* Do this
Pull every line containing "following" from the entries.

* Entries provided
· · · · ·

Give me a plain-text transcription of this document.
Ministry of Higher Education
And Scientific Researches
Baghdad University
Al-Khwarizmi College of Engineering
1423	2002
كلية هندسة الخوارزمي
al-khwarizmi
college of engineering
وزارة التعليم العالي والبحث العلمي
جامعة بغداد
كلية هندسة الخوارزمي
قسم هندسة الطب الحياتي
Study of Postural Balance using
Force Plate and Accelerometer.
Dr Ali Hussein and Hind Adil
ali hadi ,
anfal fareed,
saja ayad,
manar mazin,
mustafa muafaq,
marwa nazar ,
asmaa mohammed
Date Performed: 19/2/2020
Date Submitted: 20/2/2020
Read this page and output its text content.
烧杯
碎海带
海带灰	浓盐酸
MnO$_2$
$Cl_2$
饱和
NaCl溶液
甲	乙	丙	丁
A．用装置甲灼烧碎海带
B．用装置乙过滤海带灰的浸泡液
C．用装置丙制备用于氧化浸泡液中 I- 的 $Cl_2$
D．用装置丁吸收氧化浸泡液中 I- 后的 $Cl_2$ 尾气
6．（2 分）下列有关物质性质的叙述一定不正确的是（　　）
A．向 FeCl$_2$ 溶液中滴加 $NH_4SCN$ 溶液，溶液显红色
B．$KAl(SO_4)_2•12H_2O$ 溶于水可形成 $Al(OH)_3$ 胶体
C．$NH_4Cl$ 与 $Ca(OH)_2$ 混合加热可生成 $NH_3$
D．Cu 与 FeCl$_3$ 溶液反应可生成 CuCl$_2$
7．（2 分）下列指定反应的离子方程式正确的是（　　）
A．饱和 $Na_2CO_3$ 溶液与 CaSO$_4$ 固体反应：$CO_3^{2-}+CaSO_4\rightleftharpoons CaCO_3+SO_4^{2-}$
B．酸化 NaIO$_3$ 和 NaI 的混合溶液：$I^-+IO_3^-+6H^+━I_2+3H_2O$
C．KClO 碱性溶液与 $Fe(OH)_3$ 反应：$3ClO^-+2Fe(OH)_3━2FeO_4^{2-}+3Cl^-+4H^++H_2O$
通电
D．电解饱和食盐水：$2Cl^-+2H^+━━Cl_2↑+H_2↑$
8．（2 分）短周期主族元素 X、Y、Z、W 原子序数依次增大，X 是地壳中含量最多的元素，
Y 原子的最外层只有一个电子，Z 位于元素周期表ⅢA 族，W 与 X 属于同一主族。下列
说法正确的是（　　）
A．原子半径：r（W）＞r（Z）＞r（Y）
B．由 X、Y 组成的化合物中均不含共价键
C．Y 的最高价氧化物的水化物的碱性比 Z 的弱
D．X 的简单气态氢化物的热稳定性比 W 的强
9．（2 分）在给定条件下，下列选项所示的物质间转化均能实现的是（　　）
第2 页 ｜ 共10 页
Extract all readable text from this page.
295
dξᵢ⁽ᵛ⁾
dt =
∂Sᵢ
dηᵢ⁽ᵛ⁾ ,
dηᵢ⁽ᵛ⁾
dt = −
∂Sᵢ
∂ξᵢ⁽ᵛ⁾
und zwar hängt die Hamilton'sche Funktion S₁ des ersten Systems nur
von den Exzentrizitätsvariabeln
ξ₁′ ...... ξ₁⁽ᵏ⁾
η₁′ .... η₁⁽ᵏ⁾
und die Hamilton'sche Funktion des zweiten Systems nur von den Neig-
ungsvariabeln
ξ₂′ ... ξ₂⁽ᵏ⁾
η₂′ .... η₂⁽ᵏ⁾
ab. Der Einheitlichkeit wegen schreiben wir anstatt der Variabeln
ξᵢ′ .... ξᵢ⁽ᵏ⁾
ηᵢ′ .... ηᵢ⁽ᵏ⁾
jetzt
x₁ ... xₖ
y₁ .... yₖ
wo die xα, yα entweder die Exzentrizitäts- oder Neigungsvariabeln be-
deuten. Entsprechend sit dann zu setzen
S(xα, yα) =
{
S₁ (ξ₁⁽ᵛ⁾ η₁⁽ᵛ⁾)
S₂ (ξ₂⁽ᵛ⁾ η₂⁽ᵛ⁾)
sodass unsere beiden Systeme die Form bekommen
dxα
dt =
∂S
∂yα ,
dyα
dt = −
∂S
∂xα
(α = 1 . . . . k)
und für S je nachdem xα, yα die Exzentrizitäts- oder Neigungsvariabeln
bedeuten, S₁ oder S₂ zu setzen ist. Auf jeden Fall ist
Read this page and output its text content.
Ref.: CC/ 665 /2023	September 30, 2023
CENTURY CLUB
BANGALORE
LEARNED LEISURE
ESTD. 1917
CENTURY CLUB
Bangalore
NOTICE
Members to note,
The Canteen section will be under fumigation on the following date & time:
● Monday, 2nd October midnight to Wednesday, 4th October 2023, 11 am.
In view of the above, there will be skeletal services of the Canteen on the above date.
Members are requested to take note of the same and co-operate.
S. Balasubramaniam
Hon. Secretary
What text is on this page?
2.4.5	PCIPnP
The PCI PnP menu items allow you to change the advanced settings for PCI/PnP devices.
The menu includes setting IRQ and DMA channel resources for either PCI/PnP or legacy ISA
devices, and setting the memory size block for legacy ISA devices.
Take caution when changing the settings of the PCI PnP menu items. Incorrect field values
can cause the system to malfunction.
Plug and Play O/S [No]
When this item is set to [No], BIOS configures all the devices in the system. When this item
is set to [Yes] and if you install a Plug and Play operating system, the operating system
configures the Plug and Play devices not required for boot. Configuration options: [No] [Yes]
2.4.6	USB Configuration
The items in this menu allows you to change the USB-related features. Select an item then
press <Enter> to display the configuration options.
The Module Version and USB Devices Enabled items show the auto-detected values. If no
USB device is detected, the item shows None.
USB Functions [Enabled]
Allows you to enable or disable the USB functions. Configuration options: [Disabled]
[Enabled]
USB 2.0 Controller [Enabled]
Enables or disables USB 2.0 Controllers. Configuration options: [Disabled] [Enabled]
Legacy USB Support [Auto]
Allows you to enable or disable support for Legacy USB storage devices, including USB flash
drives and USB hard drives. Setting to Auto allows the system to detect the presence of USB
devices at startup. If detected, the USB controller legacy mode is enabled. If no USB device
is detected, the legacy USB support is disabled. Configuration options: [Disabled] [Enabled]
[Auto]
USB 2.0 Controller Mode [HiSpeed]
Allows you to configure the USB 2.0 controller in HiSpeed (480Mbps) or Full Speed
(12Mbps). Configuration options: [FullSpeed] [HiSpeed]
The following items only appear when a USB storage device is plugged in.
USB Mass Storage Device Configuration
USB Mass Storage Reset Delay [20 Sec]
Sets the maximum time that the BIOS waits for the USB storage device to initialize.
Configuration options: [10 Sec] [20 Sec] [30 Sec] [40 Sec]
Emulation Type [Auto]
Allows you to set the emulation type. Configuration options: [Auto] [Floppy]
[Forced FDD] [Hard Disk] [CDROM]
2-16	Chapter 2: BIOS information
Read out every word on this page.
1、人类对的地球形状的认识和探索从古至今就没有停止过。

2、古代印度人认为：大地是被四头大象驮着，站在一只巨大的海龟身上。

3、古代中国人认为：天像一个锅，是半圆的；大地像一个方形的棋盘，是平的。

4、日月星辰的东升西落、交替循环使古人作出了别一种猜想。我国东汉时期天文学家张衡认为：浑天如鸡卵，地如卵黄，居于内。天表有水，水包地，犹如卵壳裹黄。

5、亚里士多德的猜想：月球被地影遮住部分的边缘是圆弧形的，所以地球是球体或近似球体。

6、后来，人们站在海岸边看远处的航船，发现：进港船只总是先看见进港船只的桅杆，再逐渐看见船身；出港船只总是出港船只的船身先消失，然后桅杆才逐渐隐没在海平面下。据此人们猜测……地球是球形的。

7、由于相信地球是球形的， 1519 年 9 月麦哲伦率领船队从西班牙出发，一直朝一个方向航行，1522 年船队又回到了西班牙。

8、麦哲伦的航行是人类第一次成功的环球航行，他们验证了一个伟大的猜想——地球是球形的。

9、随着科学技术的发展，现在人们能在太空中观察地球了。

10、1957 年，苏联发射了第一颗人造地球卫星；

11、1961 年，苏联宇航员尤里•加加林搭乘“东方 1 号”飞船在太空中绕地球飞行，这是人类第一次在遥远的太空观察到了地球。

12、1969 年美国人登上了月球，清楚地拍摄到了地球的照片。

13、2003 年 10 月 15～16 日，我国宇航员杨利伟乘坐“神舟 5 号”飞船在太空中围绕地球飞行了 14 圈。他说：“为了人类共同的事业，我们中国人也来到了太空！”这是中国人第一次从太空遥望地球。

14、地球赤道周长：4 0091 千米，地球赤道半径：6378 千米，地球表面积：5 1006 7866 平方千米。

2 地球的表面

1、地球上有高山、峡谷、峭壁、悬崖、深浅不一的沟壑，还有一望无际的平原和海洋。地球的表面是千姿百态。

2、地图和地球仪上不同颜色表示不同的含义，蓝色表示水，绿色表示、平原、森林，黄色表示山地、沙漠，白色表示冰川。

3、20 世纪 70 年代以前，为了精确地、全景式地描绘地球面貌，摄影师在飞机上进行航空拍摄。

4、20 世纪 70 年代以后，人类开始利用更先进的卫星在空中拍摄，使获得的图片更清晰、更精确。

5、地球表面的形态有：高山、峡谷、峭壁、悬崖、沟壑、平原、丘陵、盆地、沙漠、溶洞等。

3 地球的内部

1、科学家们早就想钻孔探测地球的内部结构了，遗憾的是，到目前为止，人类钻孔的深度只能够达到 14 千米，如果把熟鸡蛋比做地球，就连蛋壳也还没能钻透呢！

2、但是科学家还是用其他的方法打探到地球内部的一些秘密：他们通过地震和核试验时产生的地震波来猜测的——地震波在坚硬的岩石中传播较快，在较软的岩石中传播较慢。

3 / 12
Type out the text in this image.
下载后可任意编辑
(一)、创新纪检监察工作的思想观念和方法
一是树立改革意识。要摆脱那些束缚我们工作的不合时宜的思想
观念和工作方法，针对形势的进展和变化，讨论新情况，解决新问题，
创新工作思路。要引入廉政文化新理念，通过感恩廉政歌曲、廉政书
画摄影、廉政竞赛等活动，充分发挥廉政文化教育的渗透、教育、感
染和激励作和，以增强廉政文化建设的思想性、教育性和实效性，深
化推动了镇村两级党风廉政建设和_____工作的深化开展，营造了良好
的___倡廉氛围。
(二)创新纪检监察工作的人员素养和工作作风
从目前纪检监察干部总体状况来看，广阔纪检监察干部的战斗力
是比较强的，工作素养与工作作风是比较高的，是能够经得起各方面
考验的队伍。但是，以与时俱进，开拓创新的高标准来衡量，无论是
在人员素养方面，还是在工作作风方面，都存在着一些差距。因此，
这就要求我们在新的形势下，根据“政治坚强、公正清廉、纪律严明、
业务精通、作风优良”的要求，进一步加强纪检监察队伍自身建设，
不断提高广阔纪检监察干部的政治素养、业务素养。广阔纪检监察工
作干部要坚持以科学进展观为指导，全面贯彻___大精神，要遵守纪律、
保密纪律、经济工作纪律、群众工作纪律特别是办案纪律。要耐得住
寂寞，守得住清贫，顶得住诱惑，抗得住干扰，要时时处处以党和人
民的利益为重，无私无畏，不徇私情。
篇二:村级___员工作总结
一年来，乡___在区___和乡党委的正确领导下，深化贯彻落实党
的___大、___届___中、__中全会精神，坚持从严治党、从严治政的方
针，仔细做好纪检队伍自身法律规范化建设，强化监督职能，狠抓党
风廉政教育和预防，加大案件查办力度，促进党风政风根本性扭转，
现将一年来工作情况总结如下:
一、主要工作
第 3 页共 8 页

· · · · ·

* The solution
The Canteen section will be under fumigation on the following date & time:
The following items only appear when a USB storage device is plugged in.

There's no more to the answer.